Provide an exact reproduction of every entry.

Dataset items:
--- start ---

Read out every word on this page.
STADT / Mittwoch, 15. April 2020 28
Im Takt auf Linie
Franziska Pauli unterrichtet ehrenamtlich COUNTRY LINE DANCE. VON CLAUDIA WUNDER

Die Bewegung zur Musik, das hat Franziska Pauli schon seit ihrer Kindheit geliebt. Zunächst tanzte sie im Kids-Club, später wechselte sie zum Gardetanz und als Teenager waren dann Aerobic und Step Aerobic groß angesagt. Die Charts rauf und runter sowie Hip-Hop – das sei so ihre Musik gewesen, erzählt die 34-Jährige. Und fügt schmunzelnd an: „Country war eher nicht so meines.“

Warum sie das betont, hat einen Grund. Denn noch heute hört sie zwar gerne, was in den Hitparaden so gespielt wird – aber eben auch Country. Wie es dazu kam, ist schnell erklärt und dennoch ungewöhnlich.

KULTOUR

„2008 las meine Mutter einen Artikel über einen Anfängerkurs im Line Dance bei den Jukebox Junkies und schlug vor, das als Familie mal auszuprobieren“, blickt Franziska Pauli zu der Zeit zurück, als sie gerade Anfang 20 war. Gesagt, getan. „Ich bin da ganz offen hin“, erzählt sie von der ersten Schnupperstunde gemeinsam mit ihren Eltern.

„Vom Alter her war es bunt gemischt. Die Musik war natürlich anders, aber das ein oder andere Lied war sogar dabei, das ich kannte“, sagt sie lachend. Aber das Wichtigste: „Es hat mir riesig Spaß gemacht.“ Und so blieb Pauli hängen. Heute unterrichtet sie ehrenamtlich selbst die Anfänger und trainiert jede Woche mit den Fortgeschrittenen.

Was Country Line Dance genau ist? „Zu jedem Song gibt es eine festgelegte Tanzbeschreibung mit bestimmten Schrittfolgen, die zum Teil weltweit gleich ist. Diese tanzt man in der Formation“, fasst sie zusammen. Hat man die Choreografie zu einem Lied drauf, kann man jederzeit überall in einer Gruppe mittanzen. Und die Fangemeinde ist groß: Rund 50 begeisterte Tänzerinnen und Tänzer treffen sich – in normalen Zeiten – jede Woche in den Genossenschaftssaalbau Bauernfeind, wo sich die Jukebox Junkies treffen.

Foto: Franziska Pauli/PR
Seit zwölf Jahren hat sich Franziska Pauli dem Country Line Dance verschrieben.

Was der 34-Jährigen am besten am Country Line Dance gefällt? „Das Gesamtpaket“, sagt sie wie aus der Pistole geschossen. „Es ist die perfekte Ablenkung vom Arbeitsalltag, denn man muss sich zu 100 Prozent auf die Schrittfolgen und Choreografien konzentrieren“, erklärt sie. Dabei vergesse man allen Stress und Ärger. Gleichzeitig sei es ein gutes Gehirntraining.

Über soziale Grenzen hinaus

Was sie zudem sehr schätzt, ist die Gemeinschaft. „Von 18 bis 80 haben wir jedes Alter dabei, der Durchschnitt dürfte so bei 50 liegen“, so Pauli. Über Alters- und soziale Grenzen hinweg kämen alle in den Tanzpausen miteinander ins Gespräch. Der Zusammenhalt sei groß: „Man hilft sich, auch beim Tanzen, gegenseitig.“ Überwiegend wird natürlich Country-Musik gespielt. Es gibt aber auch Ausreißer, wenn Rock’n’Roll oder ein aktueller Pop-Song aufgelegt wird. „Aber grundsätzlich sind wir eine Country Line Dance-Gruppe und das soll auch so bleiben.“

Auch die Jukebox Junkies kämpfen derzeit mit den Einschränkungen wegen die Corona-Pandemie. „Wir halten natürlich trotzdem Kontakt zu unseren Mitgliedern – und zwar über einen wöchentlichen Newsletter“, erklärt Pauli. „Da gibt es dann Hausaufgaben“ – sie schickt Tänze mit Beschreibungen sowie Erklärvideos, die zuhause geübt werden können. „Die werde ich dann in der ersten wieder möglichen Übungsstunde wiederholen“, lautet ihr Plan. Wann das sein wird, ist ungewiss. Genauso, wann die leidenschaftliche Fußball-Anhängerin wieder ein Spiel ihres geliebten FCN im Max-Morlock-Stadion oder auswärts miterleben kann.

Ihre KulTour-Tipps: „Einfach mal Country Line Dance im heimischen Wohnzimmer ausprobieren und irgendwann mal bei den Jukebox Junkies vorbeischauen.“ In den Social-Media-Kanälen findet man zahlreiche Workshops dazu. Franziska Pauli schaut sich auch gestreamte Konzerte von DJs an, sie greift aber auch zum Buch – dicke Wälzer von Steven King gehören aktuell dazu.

--- end ---

Task solution:
Read out every word on this page.
STADT / Mittwoch, 15. April 2020 28
Im Takt auf Linie
Franziska Pauli unterrichtet ehrenamtlich COUNTRY LINE DANCE. VON CLAUDIA WUNDER

Die Bewegung zur Musik, das hat Franziska Pauli schon seit ihrer Kindheit geliebt. Zunächst tanzte sie im Kids-Club, später wechselte sie zum Gardetanz und als Teenager waren dann Aerobic und Step Aerobic groß angesagt. Die Charts rauf und runter sowie Hip-Hop – das sei so ihre Musik gewesen, erzählt die 34-Jährige. Und fügt schmunzelnd an: „Country war eher nicht so meines.“

Warum sie das betont, hat einen Grund. Denn noch heute hört sie zwar gerne, was in den Hitparaden so gespielt wird – aber eben auch Country. Wie es dazu kam, ist schnell erklärt und dennoch ungewöhnlich.

KULTOUR

„2008 las meine Mutter einen Artikel über einen Anfängerkurs im Line Dance bei den Jukebox Junkies und schlug vor, das als Familie mal auszuprobieren“, blickt Franziska Pauli zu der Zeit zurück, als sie gerade Anfang 20 war. Gesagt, getan. „Ich bin da ganz offen hin“, erzählt sie von der ersten Schnupperstunde gemeinsam mit ihren Eltern.

„Vom Alter her war es bunt gemischt. Die Musik war natürlich anders, aber das ein oder andere Lied war sogar dabei, das ich kannte“, sagt sie lachend. Aber das Wichtigste: „Es hat mir riesig Spaß gemacht.“ Und so blieb Pauli hängen. Heute unterrichtet sie ehrenamtlich selbst die Anfänger und trainiert jede Woche mit den Fortgeschrittenen.

Was Country Line Dance genau ist? „Zu jedem Song gibt es eine festgelegte Tanzbeschreibung mit bestimmten Schrittfolgen, die zum Teil weltweit gleich ist. Diese tanzt man in der Formation“, fasst sie zusammen. Hat man die Choreografie zu einem Lied drauf, kann man jederzeit überall in einer Gruppe mittanzen. Und die Fangemeinde ist groß: Rund 50 begeisterte Tänzerinnen und Tänzer treffen sich – in normalen Zeiten – jede Woche in den Genossenschaftssaalbau Bauernfeind, wo sich die Jukebox Junkies treffen.

Foto: Franziska Pauli/PR
Seit zwölf Jahren hat sich Franziska Pauli dem Country Line Dance verschrieben.

Was der 34-Jährigen am besten am Country Line Dance gefällt? „Das Gesamtpaket“, sagt sie wie aus der Pistole geschossen. „Es ist die perfekte Ablenkung vom Arbeitsalltag, denn man muss sich zu 100 Prozent auf die Schrittfolgen und Choreografien konzentrieren“, erklärt sie. Dabei vergesse man allen Stress und Ärger. Gleichzeitig sei es ein gutes Gehirntraining.

Über soziale Grenzen hinaus

Was sie zudem sehr schätzt, ist die Gemeinschaft. „Von 18 bis 80 haben wir jedes Alter dabei, der Durchschnitt dürfte so bei 50 liegen“, so Pauli. Über Alters- und soziale Grenzen hinweg kämen alle in den Tanzpausen miteinander ins Gespräch. Der Zusammenhalt sei groß: „Man hilft sich, auch beim Tanzen, gegenseitig.“ Überwiegend wird natürlich Country-Musik gespielt. Es gibt aber auch Ausreißer, wenn Rock’n’Roll oder ein aktueller Pop-Song aufgelegt wird. „Aber grundsätzlich sind wir eine Country Line Dance-Gruppe und das soll auch so bleiben.“

Auch die Jukebox Junkies kämpfen derzeit mit den Einschränkungen wegen die Corona-Pandemie. „Wir halten natürlich trotzdem Kontakt zu unseren Mitgliedern – und zwar über einen wöchentlichen Newsletter“, erklärt Pauli. „Da gibt es dann Hausaufgaben“ – sie schickt Tänze mit Beschreibungen sowie Erklärvideos, die zuhause geübt werden können. „Die werde ich dann in der ersten wieder möglichen Übungsstunde wiederholen“, lautet ihr Plan. Wann das sein wird, ist ungewiss. Genauso, wann die leidenschaftliche Fußball-Anhängerin wieder ein Spiel ihres geliebten FCN im Max-Morlock-Stadion oder auswärts miterleben kann.

Ihre KulTour-Tipps: „Einfach mal Country Line Dance im heimischen Wohnzimmer ausprobieren und irgendwann mal bei den Jukebox Junkies vorbeischauen.“ In den Social-Media-Kanälen findet man zahlreiche Workshops dazu. Franziska Pauli schaut sich auch gestreamte Konzerte von DJs an, sie greift aber auch zum Buch – dicke Wälzer von Steven King gehören aktuell dazu.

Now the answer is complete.